## [Objective]
Check every line of the data below for the string "They", and copy the ones that hold it.

* Start Entries provided *

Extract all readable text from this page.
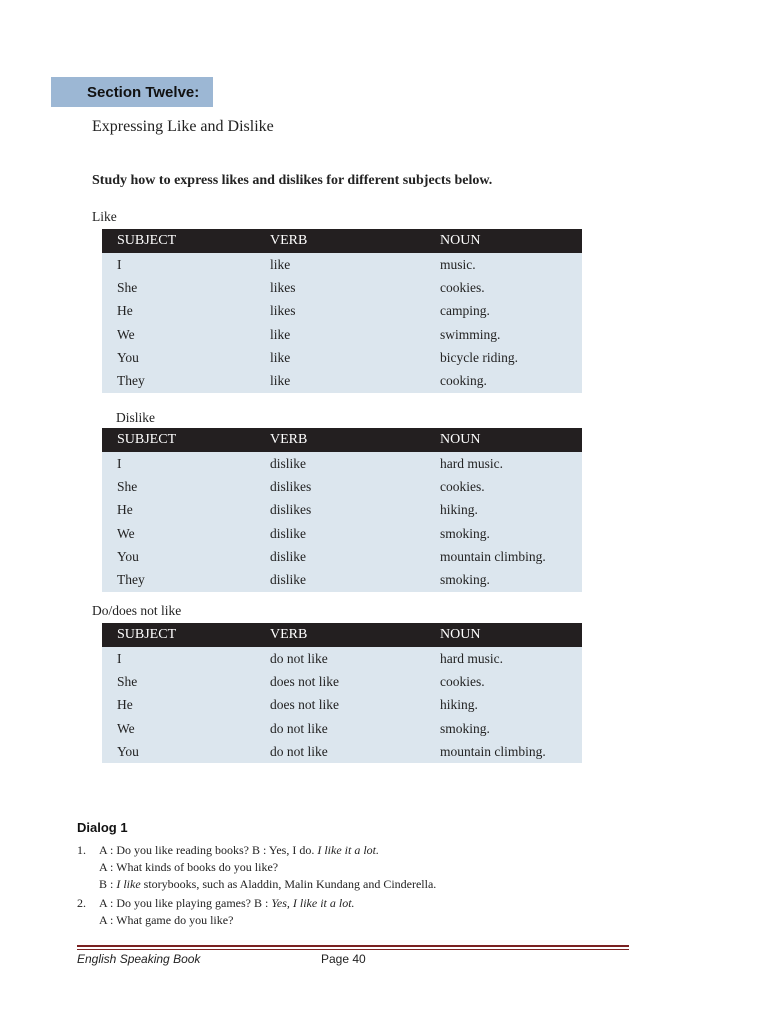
Section Twelve:
Expressing Like and Dislike
Study how to express likes and dislikes for different subjects below.
Like
SUBJECT	VERB	NOUN
I	like	music.
She	likes	cookies.
He	likes	camping.
We	like	swimming.
You	like	bicycle riding.
They	like	cooking.
Dislike
SUBJECT	VERB	NOUN
I	dislike	hard music.
She	dislikes	cookies.
He	dislikes	hiking.
We	dislike	smoking.
You	dislike	mountain climbing.
They	dislike	smoking.
Do/does not like
SUBJECT	VERB	NOUN
I	do not like	hard music.
She	does not like	cookies.
He	does not like	hiking.
We	do not like	smoking.
You	do not like	mountain climbing.
Dialog 1
1. A : Do you like reading books? B : Yes, I do. I like it a lot.
A : What kinds of books do you like?
B : I like storybooks, such as Aladdin, Malin Kundang and Cinderella.
2. A : Do you like playing games? B : Yes, I like it a lot.
A : What game do you like?
English Speaking Book	Page 40
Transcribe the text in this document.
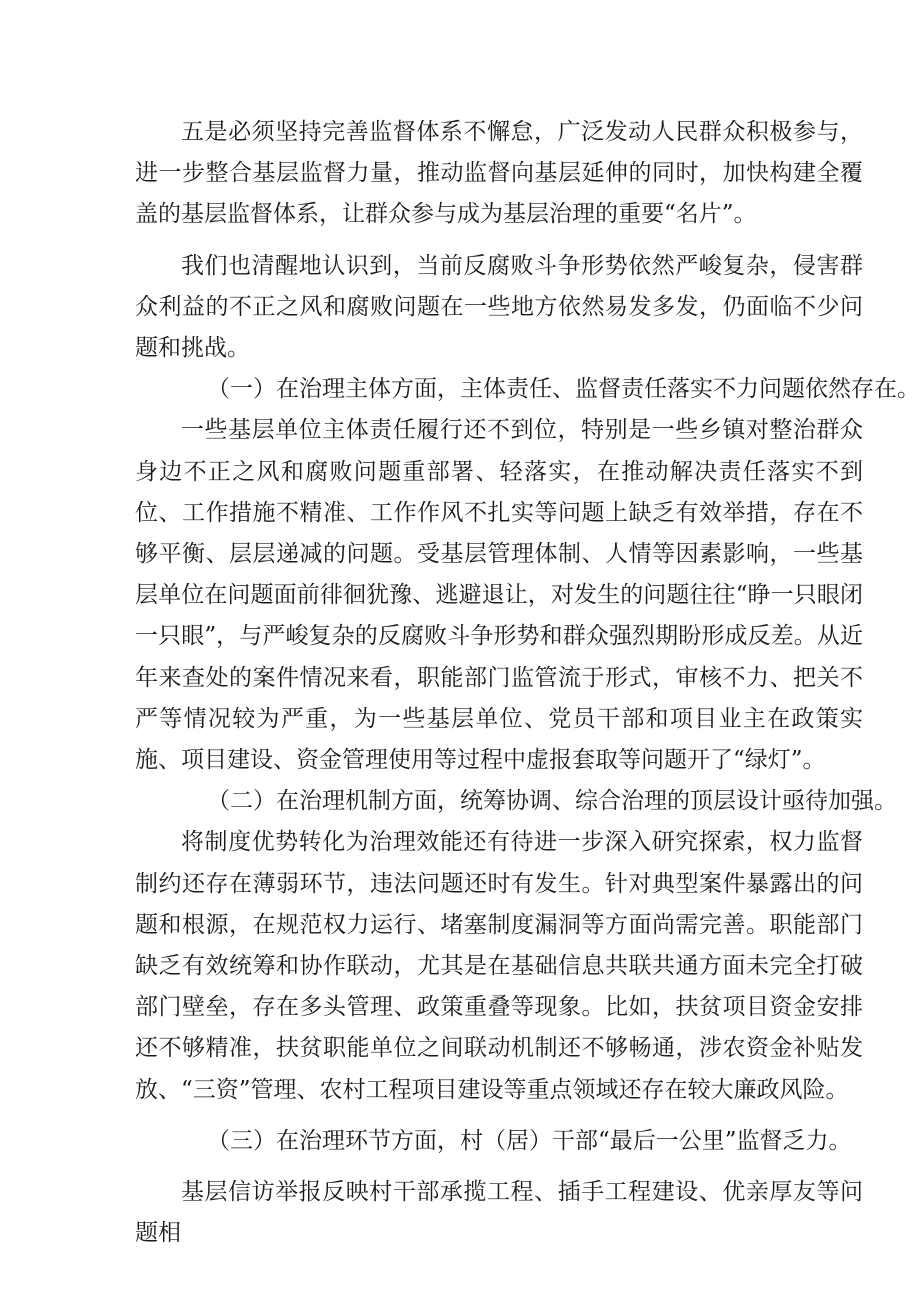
五是必须坚持完善监督体系不懈怠，广泛发动人民群众积极参与，进一步整合基层监督力量，推动监督向基层延伸的同时，加快构建全覆盖的基层监督体系，让群众参与成为基层治理的重要“名片”。

我们也清醒地认识到，当前反腐败斗争形势依然严峻复杂，侵害群众利益的不正之风和腐败问题在一些地方依然易发多发，仍面临不少问题和挑战。

（一）在治理主体方面，主体责任、监督责任落实不力问题依然存在。

一些基层单位主体责任履行还不到位，特别是一些乡镇对整治群众身边不正之风和腐败问题重部署、轻落实，在推动解决责任落实不到位、工作措施不精准、工作作风不扎实等问题上缺乏有效举措，存在不够平衡、层层递减的问题。受基层管理体制、人情等因素影响，一些基层单位在问题面前徘徊犹豫、逃避退让，对发生的问题往往“睁一只眼闭一只眼”，与严峻复杂的反腐败斗争形势和群众强烈期盼形成反差。从近年来查处的案件情况来看，职能部门监管流于形式，审核不力、把关不严等情况较为严重，为一些基层单位、党员干部和项目业主在政策实施、项目建设、资金管理使用等过程中虚报套取等问题开了“绿灯”。

（二）在治理机制方面，统筹协调、综合治理的顶层设计亟待加强。

将制度优势转化为治理效能还有待进一步深入研究探索，权力监督制约还存在薄弱环节，违法问题还时有发生。针对典型案件暴露出的问题和根源，在规范权力运行、堵塞制度漏洞等方面尚需完善。职能部门缺乏有效统筹和协作联动，尤其是在基础信息共联共通方面未完全打破部门壁垒，存在多头管理、政策重叠等现象。比如，扶贫项目资金安排还不够精准，扶贫职能单位之间联动机制还不够畅通，涉农资金补贴发放、“三资”管理、农村工程项目建设等重点领域还存在较大廉政风险。

（三）在治理环节方面，村（居）干部“最后一公里”监督乏力。

基层信访举报反映村干部承揽工程、插手工程建设、优亲厚友等问题相
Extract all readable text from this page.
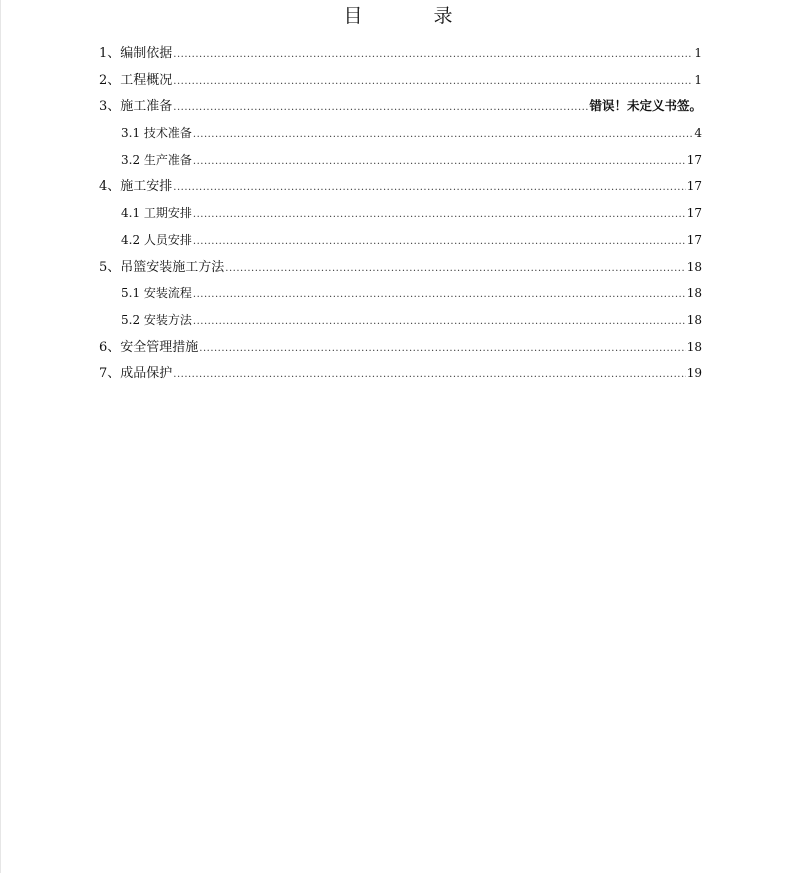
目　录
1、编制依据 .....	1
2、工程概况 .....	1
3、施工准备 .....	错误！未定义书签。
3.1 技术准备 .....	4
3.2 生产准备 .....	17
4、施工安排 .....	17
4.1 工期安排 .....	17
4.2 人员安排 .....	17
5、吊篮安装施工方法 .....	18
5.1 安装流程 .....	18
5.2 安装方法 .....	18
6、安全管理措施 .....	18
7、成品保护 .....	19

* End Entries provided *

## [Solution below]
They	like	cooking.
They	dislike	smoking.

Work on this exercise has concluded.